### What to work on
Look through the material below and give the number of lines holding "Reply", with no other words.

—————

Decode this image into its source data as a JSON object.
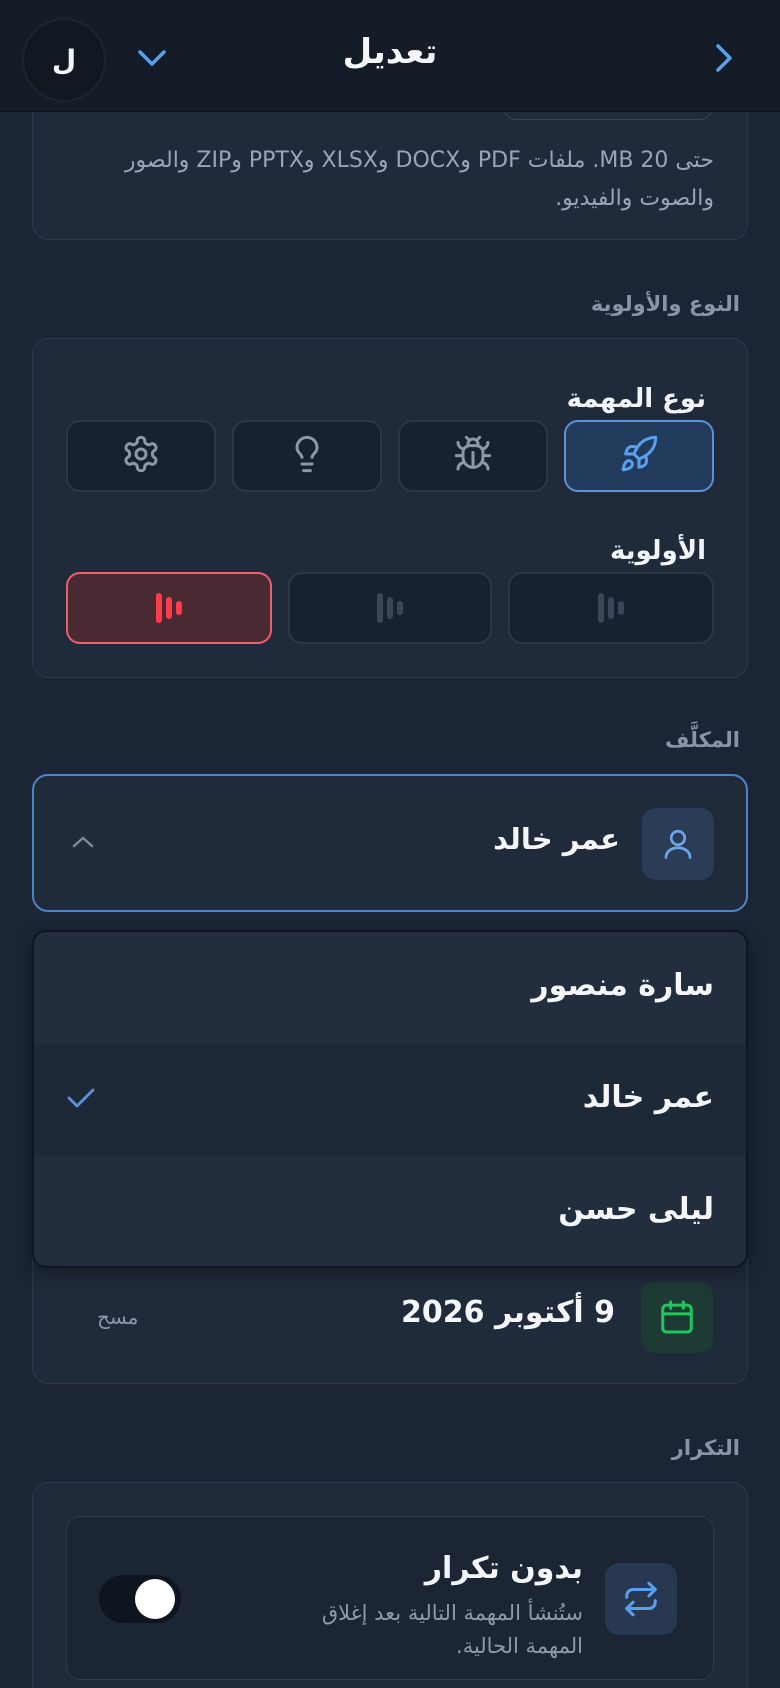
{
  "header": {
    "title": "تعديل",
    "avatar_initial": "ل"
  },
  "attachments": {
    "note": "حتى 20 MB. ملفات PDF وDOCX وXLSX وPPTX وZIP والصور والصوت والفيديو."
  },
  "type_priority": {
    "section_label": "النوع والأولوية",
    "task_type_label": "نوع المهمة",
    "task_types": [
      {
        "icon": "rocket-icon",
        "selected": true
      },
      {
        "icon": "bug-icon",
        "selected": false
      },
      {
        "icon": "lightbulb-icon",
        "selected": false
      },
      {
        "icon": "gear-icon",
        "selected": false
      }
    ],
    "priority_label": "الأولوية",
    "priorities": [
      {
        "level": "low",
        "selected": false
      },
      {
        "level": "medium",
        "selected": false
      },
      {
        "level": "high",
        "selected": true,
        "color": "#ff3b4a"
      }
    ]
  },
  "assignee": {
    "section_label": "المكلَّف",
    "selected": "عمر خالد",
    "options": [
      "سارة منصور",
      "عمر خالد",
      "ليلى حسن"
    ]
  },
  "due_date": {
    "value": "9 أكتوبر 2026",
    "clear_label": "مسح"
  },
  "recurrence": {
    "section_label": "التكرار",
    "title": "بدون تكرار",
    "description": "ستُنشأ المهمة التالية بعد إغلاق المهمة الحالية.",
    "toggle_on": false
  },
  "colors": {
    "accent": "#5b92d8",
    "danger": "#ff3b4a",
    "success": "#22c55e",
    "background": "#1b2535"
  }
}
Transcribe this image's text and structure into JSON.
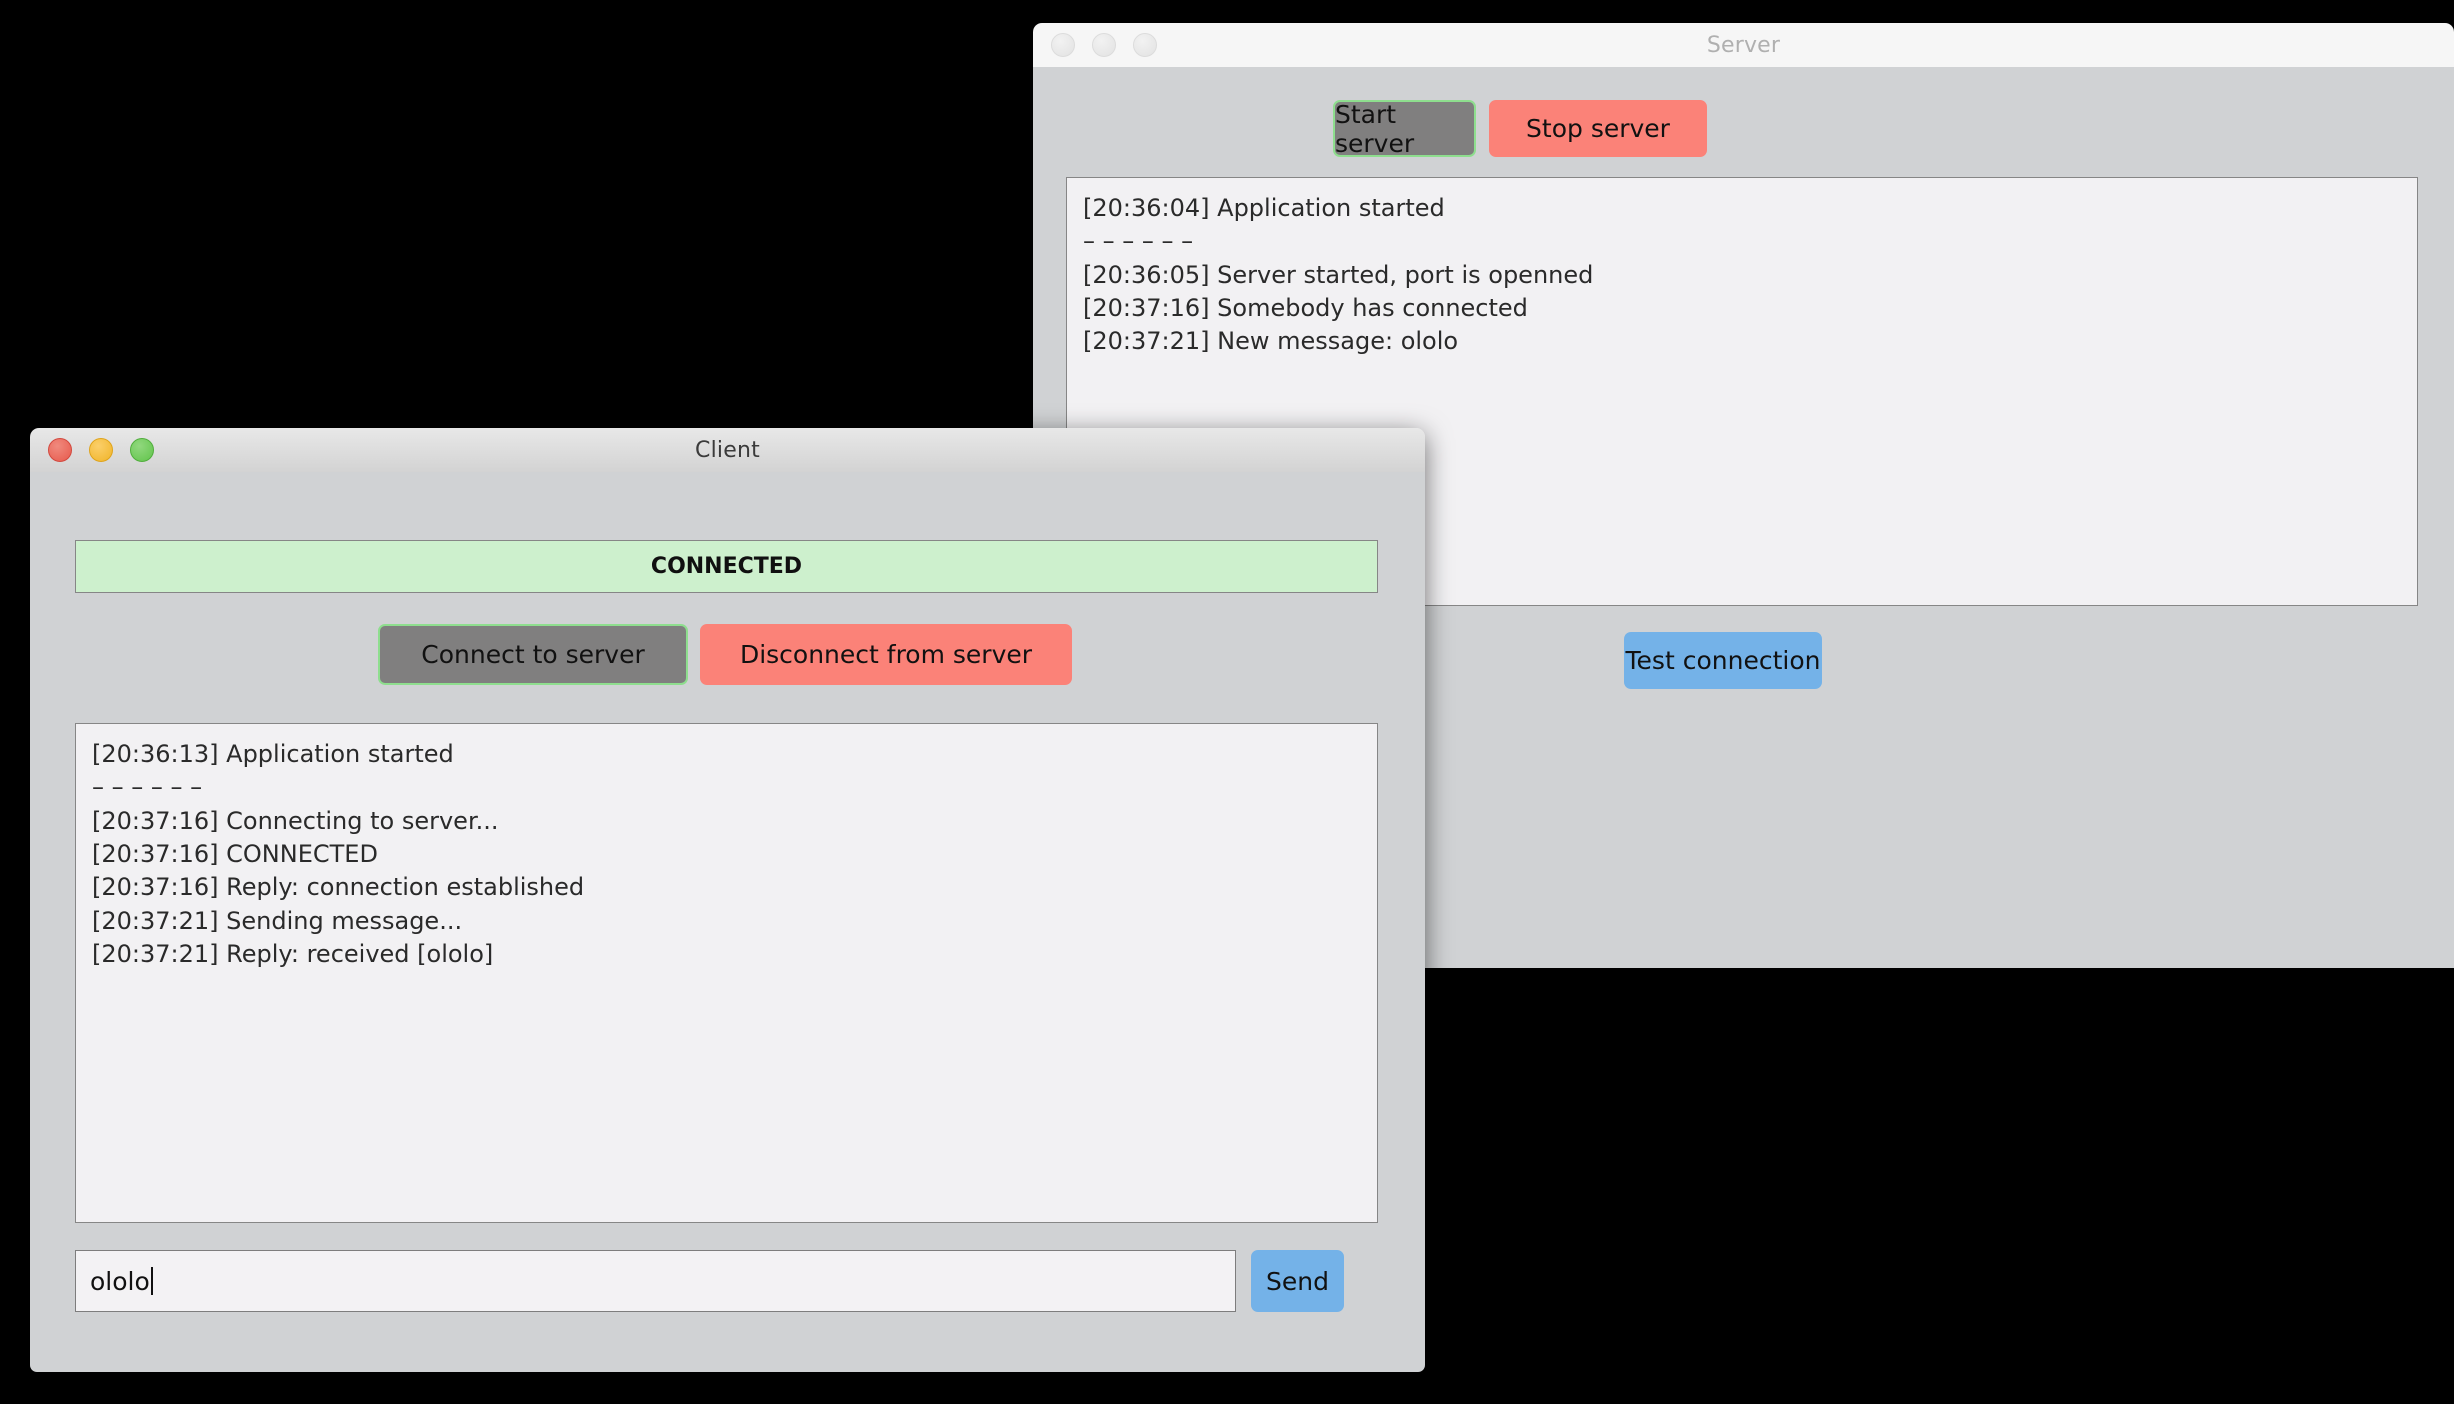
{
  "desktop": {
    "background": "#000000"
  },
  "server_window": {
    "title": "Server",
    "active": false,
    "traffic_lights": [
      "close",
      "minimize",
      "maximize"
    ],
    "buttons": {
      "start": "Start server",
      "stop": "Stop server",
      "test": "Test connection"
    },
    "log": [
      "[20:36:04] Application started",
      "– – – – – –",
      "[20:36:05] Server started, port is openned",
      "[20:37:16] Somebody has connected",
      "[20:37:21] New message: ololo"
    ]
  },
  "client_window": {
    "title": "Client",
    "active": true,
    "traffic_lights": [
      "close",
      "minimize",
      "maximize"
    ],
    "status": "CONNECTED",
    "buttons": {
      "connect": "Connect to server",
      "disconnect": "Disconnect from server",
      "send": "Send"
    },
    "log": [
      "[20:36:13] Application started",
      "– – – – – –",
      "[20:37:16] Connecting to server...",
      "[20:37:16] CONNECTED",
      "[20:37:16] Reply: connection established",
      "[20:37:21] Sending message...",
      "[20:37:21] Reply: received [ololo]"
    ],
    "message_input": {
      "value": "ololo",
      "placeholder": ""
    }
  },
  "colors": {
    "accent_blue": "#74b2e8",
    "danger_red": "#fb8278",
    "success_green_border": "#8ede8e",
    "banner_green": "#cdf0cd",
    "window_chrome": "#d0d2d4",
    "log_background": "#f2f1f3"
  }
}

—————

### Written answer
2